Exercise instructions —
Retype every entry word for word.

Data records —
** Begin **
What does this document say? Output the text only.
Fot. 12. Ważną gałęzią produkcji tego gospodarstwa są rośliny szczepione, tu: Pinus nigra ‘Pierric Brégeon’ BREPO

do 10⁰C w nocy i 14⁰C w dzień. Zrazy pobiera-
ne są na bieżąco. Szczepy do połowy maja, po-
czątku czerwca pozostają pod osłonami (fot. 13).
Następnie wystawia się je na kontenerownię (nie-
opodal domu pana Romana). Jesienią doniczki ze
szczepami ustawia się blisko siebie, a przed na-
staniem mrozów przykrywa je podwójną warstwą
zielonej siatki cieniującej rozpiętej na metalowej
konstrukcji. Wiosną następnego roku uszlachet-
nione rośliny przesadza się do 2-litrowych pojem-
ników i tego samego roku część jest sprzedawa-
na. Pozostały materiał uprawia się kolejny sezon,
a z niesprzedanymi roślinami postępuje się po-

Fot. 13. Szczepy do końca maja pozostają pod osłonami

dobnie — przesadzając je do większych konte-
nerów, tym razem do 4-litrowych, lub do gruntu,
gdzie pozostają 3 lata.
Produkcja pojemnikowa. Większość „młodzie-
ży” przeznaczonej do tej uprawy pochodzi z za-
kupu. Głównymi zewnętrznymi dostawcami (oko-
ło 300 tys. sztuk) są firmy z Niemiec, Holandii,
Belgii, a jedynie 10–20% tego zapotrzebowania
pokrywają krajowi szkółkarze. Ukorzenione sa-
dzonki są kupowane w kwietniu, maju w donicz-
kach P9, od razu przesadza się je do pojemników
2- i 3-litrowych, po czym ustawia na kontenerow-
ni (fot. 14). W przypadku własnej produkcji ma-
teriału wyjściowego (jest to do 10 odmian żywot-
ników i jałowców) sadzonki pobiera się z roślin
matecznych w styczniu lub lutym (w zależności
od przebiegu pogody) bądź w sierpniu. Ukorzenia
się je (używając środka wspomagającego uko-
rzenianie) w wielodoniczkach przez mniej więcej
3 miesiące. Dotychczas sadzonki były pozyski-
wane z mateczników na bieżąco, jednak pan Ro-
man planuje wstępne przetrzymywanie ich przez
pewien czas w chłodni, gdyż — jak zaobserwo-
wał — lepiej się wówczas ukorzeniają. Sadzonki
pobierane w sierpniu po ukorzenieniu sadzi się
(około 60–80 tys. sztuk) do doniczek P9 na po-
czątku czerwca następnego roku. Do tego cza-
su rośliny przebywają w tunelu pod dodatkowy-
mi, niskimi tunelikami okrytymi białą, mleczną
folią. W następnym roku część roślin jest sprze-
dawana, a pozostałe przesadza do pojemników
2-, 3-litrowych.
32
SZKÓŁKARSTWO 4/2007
** End **
Task answer —
What does this document say? Output the text only.
Fot. 12. Ważną gałęzią produkcji tego gospodarstwa są rośliny szczepione, tu: Pinus nigra ‘Pierric Brégeon’ BREPO

do 10⁰C w nocy i 14⁰C w dzień. Zrazy pobiera-
ne są na bieżąco. Szczepy do połowy maja, po-
czątku czerwca pozostają pod osłonami (fot. 13).
Następnie wystawia się je na kontenerownię (nie-
opodal domu pana Romana). Jesienią doniczki ze
szczepami ustawia się blisko siebie, a przed na-
staniem mrozów przykrywa je podwójną warstwą
zielonej siatki cieniującej rozpiętej na metalowej
konstrukcji. Wiosną następnego roku uszlachet-
nione rośliny przesadza się do 2-litrowych pojem-
ników i tego samego roku część jest sprzedawa-
na. Pozostały materiał uprawia się kolejny sezon,
a z niesprzedanymi roślinami postępuje się po-

Fot. 13. Szczepy do końca maja pozostają pod osłonami

dobnie — przesadzając je do większych konte-
nerów, tym razem do 4-litrowych, lub do gruntu,
gdzie pozostają 3 lata.
Produkcja pojemnikowa. Większość „młodzie-
ży” przeznaczonej do tej uprawy pochodzi z za-
kupu. Głównymi zewnętrznymi dostawcami (oko-
ło 300 tys. sztuk) są firmy z Niemiec, Holandii,
Belgii, a jedynie 10–20% tego zapotrzebowania
pokrywają krajowi szkółkarze. Ukorzenione sa-
dzonki są kupowane w kwietniu, maju w donicz-
kach P9, od razu przesadza się je do pojemników
2- i 3-litrowych, po czym ustawia na kontenerow-
ni (fot. 14). W przypadku własnej produkcji ma-
teriału wyjściowego (jest to do 10 odmian żywot-
ników i jałowców) sadzonki pobiera się z roślin
matecznych w styczniu lub lutym (w zależności
od przebiegu pogody) bądź w sierpniu. Ukorzenia
się je (używając środka wspomagającego uko-
rzenianie) w wielodoniczkach przez mniej więcej
3 miesiące. Dotychczas sadzonki były pozyski-
wane z mateczników na bieżąco, jednak pan Ro-
man planuje wstępne przetrzymywanie ich przez
pewien czas w chłodni, gdyż — jak zaobserwo-
wał — lepiej się wówczas ukorzeniają. Sadzonki
pobierane w sierpniu po ukorzenieniu sadzi się
(około 60–80 tys. sztuk) do doniczek P9 na po-
czątku czerwca następnego roku. Do tego cza-
su rośliny przebywają w tunelu pod dodatkowy-
mi, niskimi tunelikami okrytymi białą, mleczną
folią. W następnym roku część roślin jest sprze-
dawana, a pozostałe przesadza do pojemników
2-, 3-litrowych.
32
SZKÓŁKARSTWO 4/2007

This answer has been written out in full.